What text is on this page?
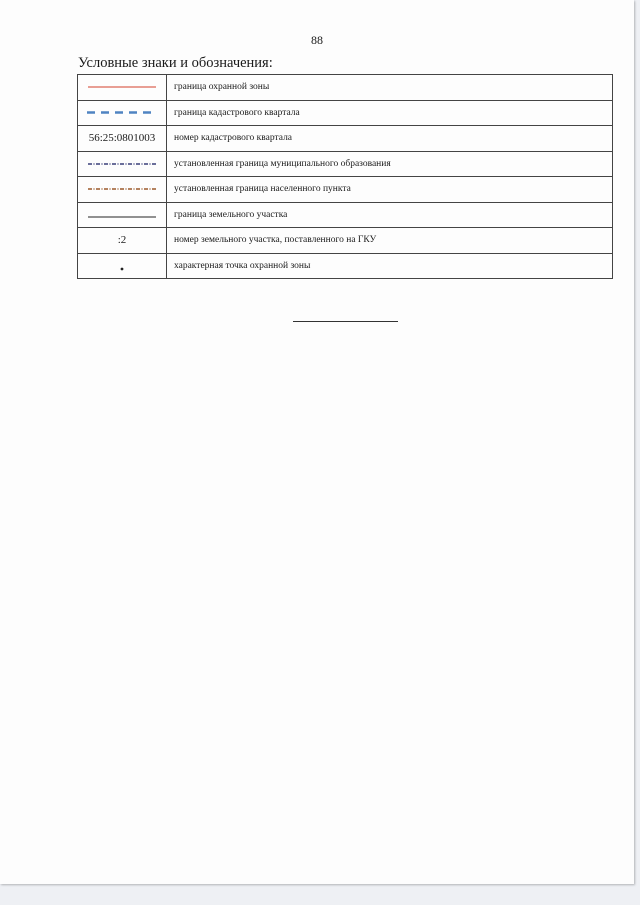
88
Условные знаки и обозначения:
	граница охранной зоны

	граница кадастрового квартала
56:25:0801003	номер кадастрового квартала

	установленная граница муниципального образования

	установленная граница населенного пункта

	граница земельного участка
:2	номер земельного участка, поставленного на ГКУ

	характерная точка охранной зоны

▸ TASK STATEMENT
Omit the pictures and reproduce the listing exactly.

▸ ANSWER FOR THE TASK
What text is on this page?
88
Условные знаки и обозначения:
	граница охранной зоны

	граница кадастрового квартала
56:25:0801003	номер кадастрового квартала

	установленная граница муниципального образования

	установленная граница населенного пункта

	граница земельного участка
:2	номер земельного участка, поставленного на ГКУ

	характерная точка охранной зоны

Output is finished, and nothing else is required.